### Task to complete:
Read the listing and extract each line that includes the word "semisocialism".

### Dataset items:

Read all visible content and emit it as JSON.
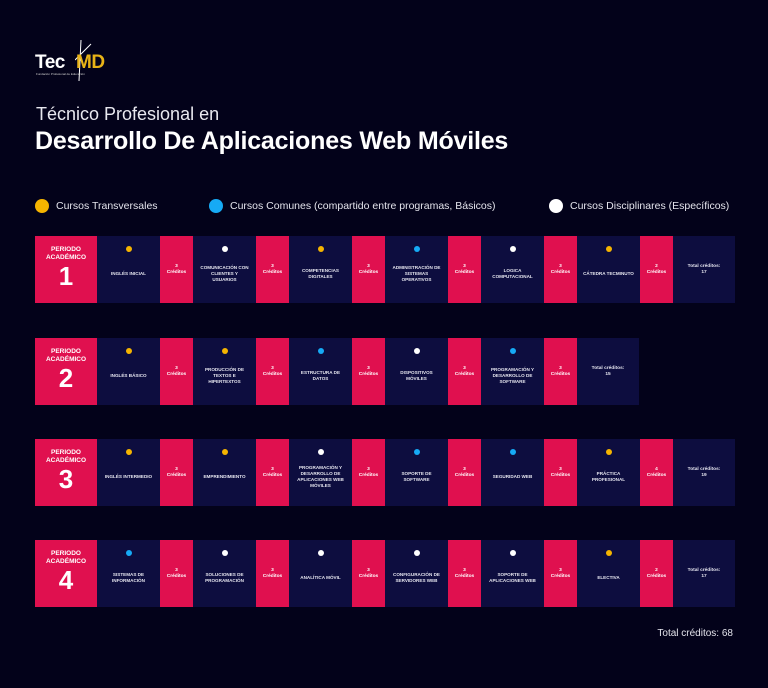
{
  "logo": {
    "tec": "Tec",
    "md": "MD",
    "tagline": "Fundación Profesional de Educación"
  },
  "header": {
    "subtitle": "Técnico Profesional en",
    "title": "Desarrollo De Aplicaciones Web Móviles"
  },
  "colors": {
    "transversal": "#f5b400",
    "comun": "#16aaf5",
    "disciplinar": "#ffffff",
    "period_bg": "#e0104f",
    "course_bg": "#0d0d3f",
    "page_bg": "#03021a"
  },
  "legend": [
    {
      "label": "Cursos Transversales",
      "type": "transversal"
    },
    {
      "label": "Cursos Comunes (compartido entre programas, Básicos)",
      "type": "comun"
    },
    {
      "label": "Cursos Disciplinares (Específicos)",
      "type": "disciplinar"
    }
  ],
  "credit_label": "Créditos",
  "period_label": "PERIODO ACADÉMICO",
  "periods": [
    {
      "number": "1",
      "courses": [
        {
          "name": "INGLÉS INICIAL",
          "type": "transversal",
          "credits": "3"
        },
        {
          "name": "COMUNICACIÓN CON CLIENTES Y USUARIOS",
          "type": "disciplinar",
          "credits": "3"
        },
        {
          "name": "COMPETENCIAS DIGITALES",
          "type": "transversal",
          "credits": "3"
        },
        {
          "name": "ADMINISTRACIÓN DE SISTEMAS OPERATIVOS",
          "type": "comun",
          "credits": "3"
        },
        {
          "name": "LOGICA COMPUTACIONAL",
          "type": "disciplinar",
          "credits": "3"
        },
        {
          "name": "CÁTEDRA TecMINUTO",
          "type": "transversal",
          "credits": "2"
        }
      ],
      "total_label": "Total créditos:",
      "total": "17"
    },
    {
      "number": "2",
      "courses": [
        {
          "name": "INGLÉS BÁSICO",
          "type": "transversal",
          "credits": "3"
        },
        {
          "name": "PRODUCCIÓN DE TEXTOS E HIPERTEXTOS",
          "type": "transversal",
          "credits": "3"
        },
        {
          "name": "ESTRUCTURA DE DATOS",
          "type": "comun",
          "credits": "3"
        },
        {
          "name": "DISPOSITIVOS MÓVILES",
          "type": "disciplinar",
          "credits": "3"
        },
        {
          "name": "PROGRAMACIÓN Y DESARROLLO DE SOFTWARE",
          "type": "comun",
          "credits": "3"
        }
      ],
      "total_label": "Total créditos:",
      "total": "15"
    },
    {
      "number": "3",
      "courses": [
        {
          "name": "INGLÉS INTERMEDIO",
          "type": "transversal",
          "credits": "3"
        },
        {
          "name": "EMPRENDIMIENTO",
          "type": "transversal",
          "credits": "3"
        },
        {
          "name": "PROGRAMACIÓN Y DESARROLLO DE APLICACIONES WEB MÓVILES",
          "type": "disciplinar",
          "credits": "3"
        },
        {
          "name": "SOPORTE DE SOFTWARE",
          "type": "comun",
          "credits": "3"
        },
        {
          "name": "SEGURIDAD WEB",
          "type": "comun",
          "credits": "3"
        },
        {
          "name": "PRÁCTICA PROFESIONAL",
          "type": "transversal",
          "credits": "4"
        }
      ],
      "total_label": "Total créditos:",
      "total": "19"
    },
    {
      "number": "4",
      "courses": [
        {
          "name": "SISTEMAS DE INFORMACIÓN",
          "type": "comun",
          "credits": "3"
        },
        {
          "name": "SOLUCIONES DE PROGRAMACIÓN",
          "type": "disciplinar",
          "credits": "3"
        },
        {
          "name": "ANALÍTICA MÓVIL",
          "type": "disciplinar",
          "credits": "3"
        },
        {
          "name": "CONFIGURACIÓN DE SERVIDORES WEB",
          "type": "disciplinar",
          "credits": "3"
        },
        {
          "name": "SOPORTE DE APLICACIONES WEB",
          "type": "disciplinar",
          "credits": "3"
        },
        {
          "name": "ELECTIVA",
          "type": "transversal",
          "credits": "2"
        }
      ],
      "total_label": "Total créditos:",
      "total": "17"
    }
  ],
  "footer": {
    "grand_total": "Total créditos: 68"
  }
}
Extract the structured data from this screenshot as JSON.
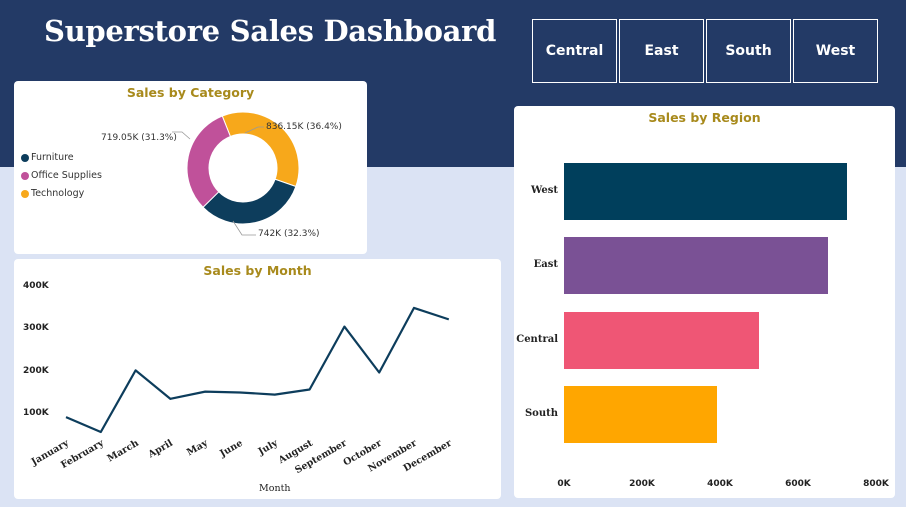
{
  "header": {
    "title": "Superstore Sales Dashboard"
  },
  "slicers": [
    "Central",
    "East",
    "South",
    "West"
  ],
  "category_card": {
    "title": "Sales by Category",
    "legend": [
      "Furniture",
      "Office Supplies",
      "Technology"
    ],
    "slice_labels": {
      "office": "719.05K (31.3%)",
      "technology": "836.15K (36.4%)",
      "furniture": "742K (32.3%)"
    }
  },
  "month_card": {
    "title": "Sales by Month",
    "y_ticks": [
      "400K",
      "300K",
      "200K",
      "100K"
    ],
    "x_title": "Month"
  },
  "region_card": {
    "title": "Sales by Region",
    "x_ticks": [
      "0K",
      "200K",
      "400K",
      "600K",
      "800K"
    ]
  },
  "colors": {
    "header": "#233a66",
    "page": "#dbe3f4",
    "title_gold": "#a88a1c",
    "furniture": "#0d3d5c",
    "office_supplies": "#c0519a",
    "technology": "#f7a81b",
    "west": "#003f5c",
    "east": "#7a5195",
    "central": "#ef5675",
    "south": "#ffa600"
  },
  "chart_data": [
    {
      "type": "pie",
      "title": "Sales by Category",
      "categories": [
        "Furniture",
        "Office Supplies",
        "Technology"
      ],
      "values": [
        742000,
        719050,
        836150
      ],
      "percents": [
        32.3,
        31.3,
        36.4
      ],
      "legend": "left"
    },
    {
      "type": "line",
      "title": "Sales by Month",
      "xlabel": "Month",
      "ylabel": "",
      "categories": [
        "January",
        "February",
        "March",
        "April",
        "May",
        "June",
        "July",
        "August",
        "September",
        "October",
        "November",
        "December"
      ],
      "values": [
        95000,
        60000,
        205000,
        138000,
        155000,
        153000,
        148000,
        160000,
        308000,
        200000,
        352000,
        325000
      ],
      "ylim": [
        40000,
        410000
      ],
      "y_ticks": [
        100000,
        200000,
        300000,
        400000
      ]
    },
    {
      "type": "bar",
      "orientation": "horizontal",
      "title": "Sales by Region",
      "categories": [
        "West",
        "East",
        "Central",
        "South"
      ],
      "values": [
        725000,
        678000,
        501000,
        392000
      ],
      "xlim": [
        0,
        800000
      ],
      "x_ticks": [
        "0K",
        "200K",
        "400K",
        "600K",
        "800K"
      ]
    }
  ]
}
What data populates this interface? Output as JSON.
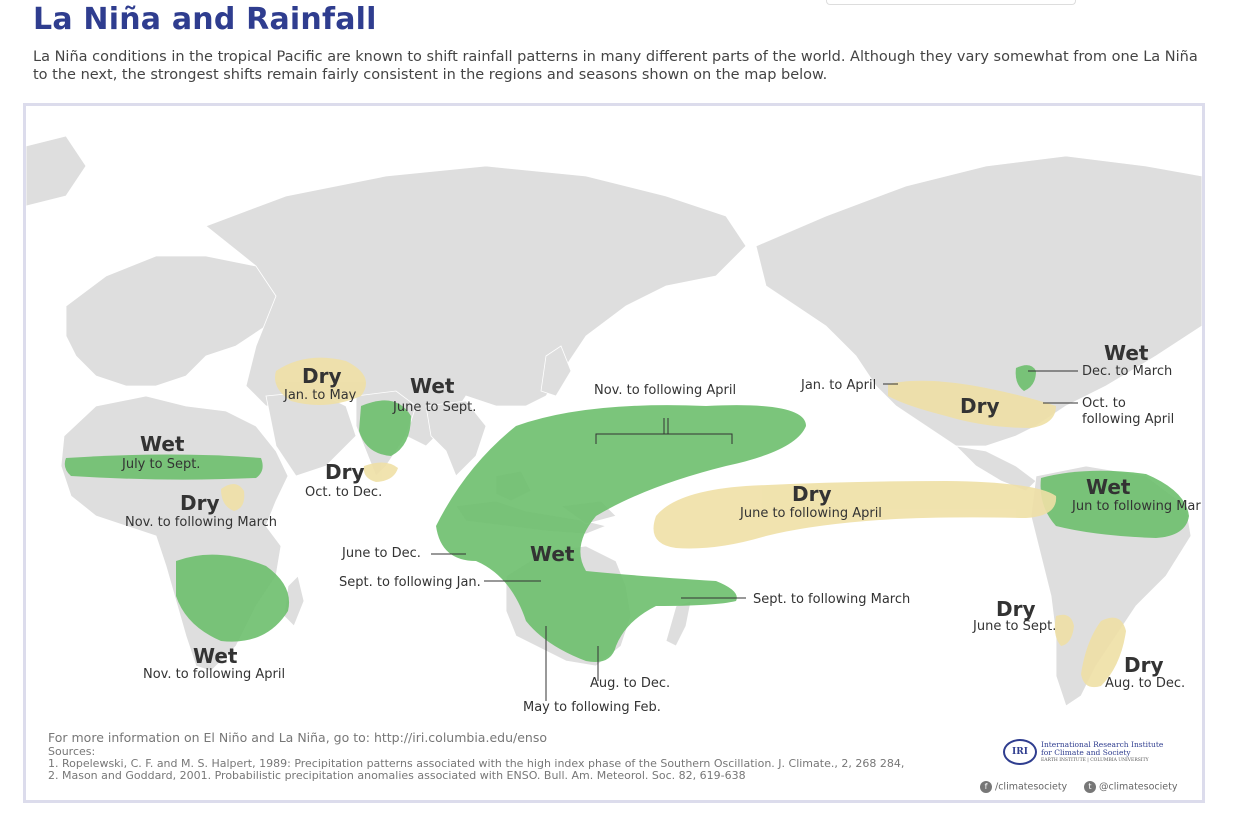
{
  "title": "La Niña and Rainfall",
  "intro": "La Niña conditions in the tropical Pacific are known to shift rainfall patterns in many different parts of the world. Although they vary somewhat from one La Niña to the next, the strongest shifts remain fairly consistent in the regions and seasons shown on the map below.",
  "colors": {
    "wet": "#6dbf6d",
    "dry": "#efe0a6",
    "land": "#dedede",
    "accent": "#2f3d8f"
  },
  "regions": {
    "west_africa": {
      "type": "Wet",
      "season": "July to Sept."
    },
    "east_africa": {
      "type": "Dry",
      "season": "Nov. to following March"
    },
    "southern_africa": {
      "type": "Wet",
      "season": "Nov. to following April"
    },
    "middle_east": {
      "type": "Dry",
      "season": "Jan. to May"
    },
    "india": {
      "type": "Wet",
      "season": "June to Sept."
    },
    "sri_lanka": {
      "type": "Dry",
      "season": "Oct. to Dec."
    },
    "maritime_continent": {
      "type": "Wet",
      "season_pacific": "Nov. to following April",
      "season_indonesia": "June to Dec.",
      "season_north_australia": "Sept. to following Jan.",
      "season_southwest_australia": "May to following Feb.",
      "season_southeast_australia": "Aug. to Dec.",
      "season_new_zealand": "Sept. to following March"
    },
    "central_pacific": {
      "type": "Dry",
      "season": "June to following April"
    },
    "northeast_us": {
      "type": "Wet",
      "season": "Dec. to March"
    },
    "southern_us": {
      "type": "Dry",
      "season_west": "Jan. to April",
      "season_east": "Oct. to following April"
    },
    "northern_south_america": {
      "type": "Wet",
      "season": "Jun to following Mar"
    },
    "chile": {
      "type": "Dry",
      "season": "June to Sept."
    },
    "southeast_south_america": {
      "type": "Dry",
      "season": "Aug. to Dec."
    }
  },
  "footer": {
    "more_info": "For more information on El Niño and La Niña, go to: http://iri.columbia.edu/enso",
    "sources_label": "Sources:",
    "source1": "1. Ropelewski, C. F. and M. S. Halpert, 1989: Precipitation patterns associated with the high index phase of the Southern Oscillation. J. Climate., 2, 268 284,",
    "source2": "2. Mason and Goddard, 2001. Probabilistic precipitation anomalies associated with ENSO. Bull. Am. Meteorol. Soc. 82, 619-638"
  },
  "org": {
    "logo_text": "IRI",
    "name_line1": "International Research Institute",
    "name_line2": "for Climate and Society",
    "name_line3": "EARTH INSTITUTE | COLUMBIA UNIVERSITY",
    "facebook": "/climatesociety",
    "twitter": "@climatesociety",
    "facebook_icon": "facebook-icon",
    "twitter_icon": "twitter-icon"
  }
}
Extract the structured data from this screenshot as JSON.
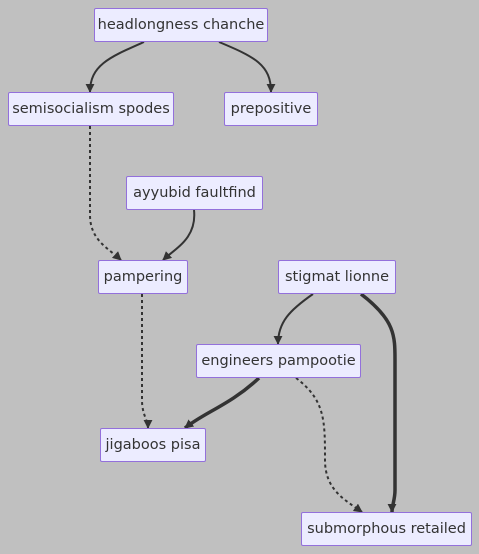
{
  "nodes": [
    {
      "id": "headlongness",
      "label": "headlongness chanche"
    },
    {
      "id": "semisocialism",
      "label": "semisocialism spodes"
    },
    {
      "id": "prepositive",
      "label": "prepositive"
    },
    {
      "id": "ayyubid",
      "label": "ayyubid faultfind"
    },
    {
      "id": "pampering",
      "label": "pampering"
    },
    {
      "id": "stigmat",
      "label": "stigmat lionne"
    },
    {
      "id": "engineers",
      "label": "engineers pampootie"
    },
    {
      "id": "jigaboos",
      "label": "jigaboos pisa"
    },
    {
      "id": "submorphous",
      "label": "submorphous retailed"
    }
  ],
  "edges": [
    {
      "from": "headlongness",
      "to": "semisocialism",
      "style": "solid"
    },
    {
      "from": "headlongness",
      "to": "prepositive",
      "style": "solid"
    },
    {
      "from": "semisocialism",
      "to": "pampering",
      "style": "dotted"
    },
    {
      "from": "ayyubid",
      "to": "pampering",
      "style": "solid"
    },
    {
      "from": "pampering",
      "to": "jigaboos",
      "style": "dotted"
    },
    {
      "from": "stigmat",
      "to": "engineers",
      "style": "solid"
    },
    {
      "from": "stigmat",
      "to": "submorphous",
      "style": "thick"
    },
    {
      "from": "engineers",
      "to": "jigaboos",
      "style": "thick"
    },
    {
      "from": "engineers",
      "to": "submorphous",
      "style": "dotted"
    }
  ],
  "colors": {
    "background": "#c0c0c0",
    "node_fill": "#ececff",
    "node_border": "#9370db",
    "text": "#333333",
    "edge": "#333333"
  }
}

### Final result:
      "id": "semisocialism",
      "label": "semisocialism spodes"
      "to": "semisocialism",
      "from": "semisocialism",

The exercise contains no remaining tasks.